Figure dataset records
:::

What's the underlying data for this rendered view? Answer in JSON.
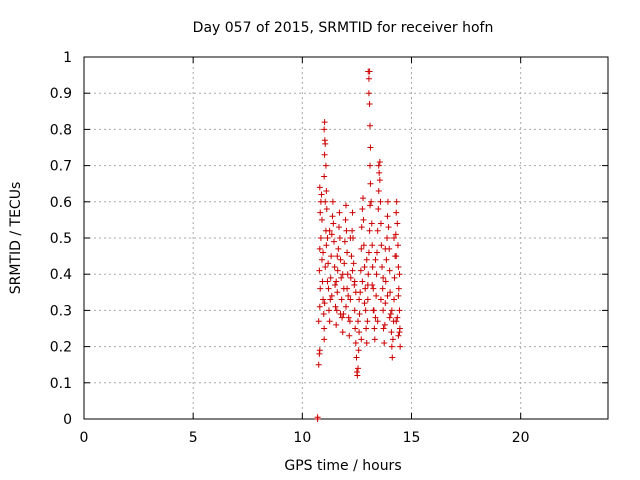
{
  "chart_data": {
    "type": "scatter",
    "title": "Day 057 of 2015, SRMTID for receiver hofn",
    "xlabel": "GPS time / hours",
    "ylabel": "SRMTID / TECUs",
    "xlim": [
      0,
      24
    ],
    "ylim": [
      0,
      1
    ],
    "xticks": [
      "0",
      "5",
      "10",
      "15",
      "20"
    ],
    "yticks": [
      "0",
      "0.1",
      "0.2",
      "0.3",
      "0.4",
      "0.5",
      "0.6",
      "0.7",
      "0.8",
      "0.9",
      "1"
    ],
    "grid": true,
    "marker": "+",
    "color": "#cc0000",
    "series": [
      {
        "points": [
          [
            10.7,
            0.0
          ],
          [
            10.7,
            0.005
          ],
          [
            10.75,
            0.15
          ],
          [
            10.78,
            0.18
          ],
          [
            10.8,
            0.19
          ],
          [
            10.75,
            0.27
          ],
          [
            10.8,
            0.31
          ],
          [
            10.82,
            0.36
          ],
          [
            10.78,
            0.41
          ],
          [
            10.8,
            0.47
          ],
          [
            10.82,
            0.57
          ],
          [
            10.85,
            0.6
          ],
          [
            10.8,
            0.64
          ],
          [
            10.88,
            0.62
          ],
          [
            10.9,
            0.55
          ],
          [
            10.85,
            0.5
          ],
          [
            10.9,
            0.44
          ],
          [
            10.92,
            0.38
          ],
          [
            10.95,
            0.33
          ],
          [
            10.98,
            0.29
          ],
          [
            11.0,
            0.25
          ],
          [
            11.0,
            0.22
          ],
          [
            11.02,
            0.32
          ],
          [
            11.05,
            0.42
          ],
          [
            11.08,
            0.52
          ],
          [
            11.1,
            0.48
          ],
          [
            11.05,
            0.6
          ],
          [
            11.0,
            0.67
          ],
          [
            11.02,
            0.73
          ],
          [
            11.03,
            0.77
          ],
          [
            11.0,
            0.8
          ],
          [
            11.02,
            0.82
          ],
          [
            11.05,
            0.76
          ],
          [
            11.08,
            0.7
          ],
          [
            11.1,
            0.63
          ],
          [
            11.12,
            0.58
          ],
          [
            11.15,
            0.5
          ],
          [
            11.18,
            0.43
          ],
          [
            11.2,
            0.36
          ],
          [
            11.22,
            0.3
          ],
          [
            11.25,
            0.27
          ],
          [
            11.28,
            0.33
          ],
          [
            11.3,
            0.39
          ],
          [
            11.32,
            0.45
          ],
          [
            11.35,
            0.51
          ],
          [
            11.38,
            0.56
          ],
          [
            11.4,
            0.6
          ],
          [
            11.42,
            0.54
          ],
          [
            11.45,
            0.49
          ],
          [
            11.48,
            0.42
          ],
          [
            11.5,
            0.37
          ],
          [
            11.52,
            0.31
          ],
          [
            11.55,
            0.26
          ],
          [
            11.58,
            0.3
          ],
          [
            11.6,
            0.35
          ],
          [
            11.62,
            0.41
          ],
          [
            11.65,
            0.47
          ],
          [
            11.68,
            0.53
          ],
          [
            11.7,
            0.57
          ],
          [
            11.72,
            0.5
          ],
          [
            11.75,
            0.44
          ],
          [
            11.78,
            0.39
          ],
          [
            11.8,
            0.33
          ],
          [
            11.82,
            0.28
          ],
          [
            11.85,
            0.24
          ],
          [
            11.88,
            0.29
          ],
          [
            11.9,
            0.36
          ],
          [
            11.92,
            0.43
          ],
          [
            11.95,
            0.49
          ],
          [
            11.98,
            0.55
          ],
          [
            12.0,
            0.59
          ],
          [
            12.02,
            0.52
          ],
          [
            12.05,
            0.46
          ],
          [
            12.08,
            0.4
          ],
          [
            12.1,
            0.34
          ],
          [
            12.12,
            0.28
          ],
          [
            12.15,
            0.23
          ],
          [
            12.18,
            0.27
          ],
          [
            12.2,
            0.33
          ],
          [
            12.22,
            0.39
          ],
          [
            12.25,
            0.45
          ],
          [
            12.28,
            0.52
          ],
          [
            12.3,
            0.57
          ],
          [
            12.32,
            0.5
          ],
          [
            12.35,
            0.43
          ],
          [
            12.38,
            0.37
          ],
          [
            12.4,
            0.3
          ],
          [
            12.42,
            0.25
          ],
          [
            12.45,
            0.21
          ],
          [
            12.48,
            0.17
          ],
          [
            12.5,
            0.13
          ],
          [
            12.52,
            0.12
          ],
          [
            12.55,
            0.14
          ],
          [
            12.58,
            0.19
          ],
          [
            12.6,
            0.24
          ],
          [
            12.62,
            0.29
          ],
          [
            12.65,
            0.35
          ],
          [
            12.68,
            0.41
          ],
          [
            12.7,
            0.47
          ],
          [
            12.72,
            0.53
          ],
          [
            12.75,
            0.58
          ],
          [
            12.78,
            0.61
          ],
          [
            12.8,
            0.55
          ],
          [
            12.82,
            0.48
          ],
          [
            12.85,
            0.42
          ],
          [
            12.88,
            0.36
          ],
          [
            12.9,
            0.3
          ],
          [
            12.92,
            0.25
          ],
          [
            12.95,
            0.21
          ],
          [
            12.98,
            0.27
          ],
          [
            13.0,
            0.33
          ],
          [
            13.02,
            0.4
          ],
          [
            13.05,
            0.46
          ],
          [
            13.08,
            0.52
          ],
          [
            13.1,
            0.59
          ],
          [
            13.12,
            0.65
          ],
          [
            13.1,
            0.7
          ],
          [
            13.12,
            0.75
          ],
          [
            13.1,
            0.81
          ],
          [
            13.08,
            0.87
          ],
          [
            13.05,
            0.9
          ],
          [
            13.05,
            0.94
          ],
          [
            13.08,
            0.96
          ],
          [
            13.02,
            0.96
          ],
          [
            13.15,
            0.6
          ],
          [
            13.18,
            0.54
          ],
          [
            13.2,
            0.48
          ],
          [
            13.22,
            0.42
          ],
          [
            13.25,
            0.36
          ],
          [
            13.28,
            0.3
          ],
          [
            13.3,
            0.25
          ],
          [
            13.32,
            0.22
          ],
          [
            13.35,
            0.28
          ],
          [
            13.38,
            0.34
          ],
          [
            13.4,
            0.4
          ],
          [
            13.42,
            0.46
          ],
          [
            13.45,
            0.52
          ],
          [
            13.48,
            0.58
          ],
          [
            13.5,
            0.63
          ],
          [
            13.52,
            0.68
          ],
          [
            13.5,
            0.7
          ],
          [
            13.55,
            0.71
          ],
          [
            13.55,
            0.66
          ],
          [
            13.58,
            0.6
          ],
          [
            13.6,
            0.54
          ],
          [
            13.62,
            0.48
          ],
          [
            13.65,
            0.42
          ],
          [
            13.68,
            0.36
          ],
          [
            13.7,
            0.3
          ],
          [
            13.72,
            0.25
          ],
          [
            13.75,
            0.21
          ],
          [
            13.78,
            0.26
          ],
          [
            13.8,
            0.32
          ],
          [
            13.82,
            0.38
          ],
          [
            13.85,
            0.44
          ],
          [
            13.88,
            0.5
          ],
          [
            13.9,
            0.56
          ],
          [
            13.92,
            0.6
          ],
          [
            13.95,
            0.53
          ],
          [
            13.98,
            0.47
          ],
          [
            14.0,
            0.41
          ],
          [
            14.02,
            0.35
          ],
          [
            14.05,
            0.29
          ],
          [
            14.08,
            0.24
          ],
          [
            14.1,
            0.2
          ],
          [
            14.12,
            0.17
          ],
          [
            14.15,
            0.22
          ],
          [
            14.18,
            0.27
          ],
          [
            14.2,
            0.33
          ],
          [
            14.22,
            0.39
          ],
          [
            14.25,
            0.45
          ],
          [
            14.28,
            0.51
          ],
          [
            14.3,
            0.57
          ],
          [
            14.32,
            0.6
          ],
          [
            14.35,
            0.54
          ],
          [
            14.38,
            0.48
          ],
          [
            14.4,
            0.42
          ],
          [
            14.42,
            0.36
          ],
          [
            14.45,
            0.3
          ],
          [
            14.47,
            0.25
          ],
          [
            14.48,
            0.2
          ],
          [
            14.45,
            0.24
          ],
          [
            14.4,
            0.23
          ],
          [
            14.35,
            0.28
          ],
          [
            11.15,
            0.38
          ],
          [
            11.35,
            0.34
          ],
          [
            11.6,
            0.45
          ],
          [
            11.85,
            0.4
          ],
          [
            12.05,
            0.36
          ],
          [
            12.3,
            0.41
          ],
          [
            12.45,
            0.35
          ],
          [
            12.6,
            0.33
          ],
          [
            12.75,
            0.38
          ],
          [
            12.95,
            0.44
          ],
          [
            13.25,
            0.3
          ],
          [
            13.45,
            0.27
          ],
          [
            13.7,
            0.39
          ],
          [
            13.9,
            0.34
          ],
          [
            14.1,
            0.3
          ],
          [
            14.3,
            0.27
          ],
          [
            10.95,
            0.46
          ],
          [
            11.25,
            0.52
          ],
          [
            11.55,
            0.38
          ],
          [
            11.75,
            0.29
          ],
          [
            12.0,
            0.31
          ],
          [
            12.2,
            0.5
          ],
          [
            12.4,
            0.38
          ],
          [
            12.55,
            0.27
          ],
          [
            12.7,
            0.22
          ],
          [
            12.85,
            0.32
          ],
          [
            13.0,
            0.37
          ],
          [
            13.2,
            0.37
          ],
          [
            13.35,
            0.44
          ],
          [
            13.6,
            0.33
          ],
          [
            13.8,
            0.47
          ],
          [
            14.0,
            0.28
          ],
          [
            14.2,
            0.5
          ],
          [
            14.4,
            0.34
          ],
          [
            14.45,
            0.4
          ],
          [
            14.3,
            0.45
          ]
        ]
      }
    ]
  }
}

:::

• [EXERCISE DESCRIPTION] Check each line of the data above for the string "SRMTID", then report how many lines have it, with no other words.

• [THE OUTPUT] 2